Stored records:
§

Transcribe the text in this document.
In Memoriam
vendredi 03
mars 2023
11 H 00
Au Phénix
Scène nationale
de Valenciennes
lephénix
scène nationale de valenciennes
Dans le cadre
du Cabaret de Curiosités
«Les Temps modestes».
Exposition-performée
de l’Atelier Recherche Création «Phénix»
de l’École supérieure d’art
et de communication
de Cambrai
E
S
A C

§

PROBLEM TO SOLVE:
Set all of the records down again, exactly as they stand.

RESULT OF THE EXERCISE:
Transcribe the text in this document.
In Memoriam
vendredi 03
mars 2023
11 H 00
Au Phénix
Scène nationale
de Valenciennes
lephénix
scène nationale de valenciennes
Dans le cadre
du Cabaret de Curiosités
«Les Temps modestes».
Exposition-performée
de l’Atelier Recherche Création «Phénix»
de l’École supérieure d’art
et de communication
de Cambrai
E
S
A C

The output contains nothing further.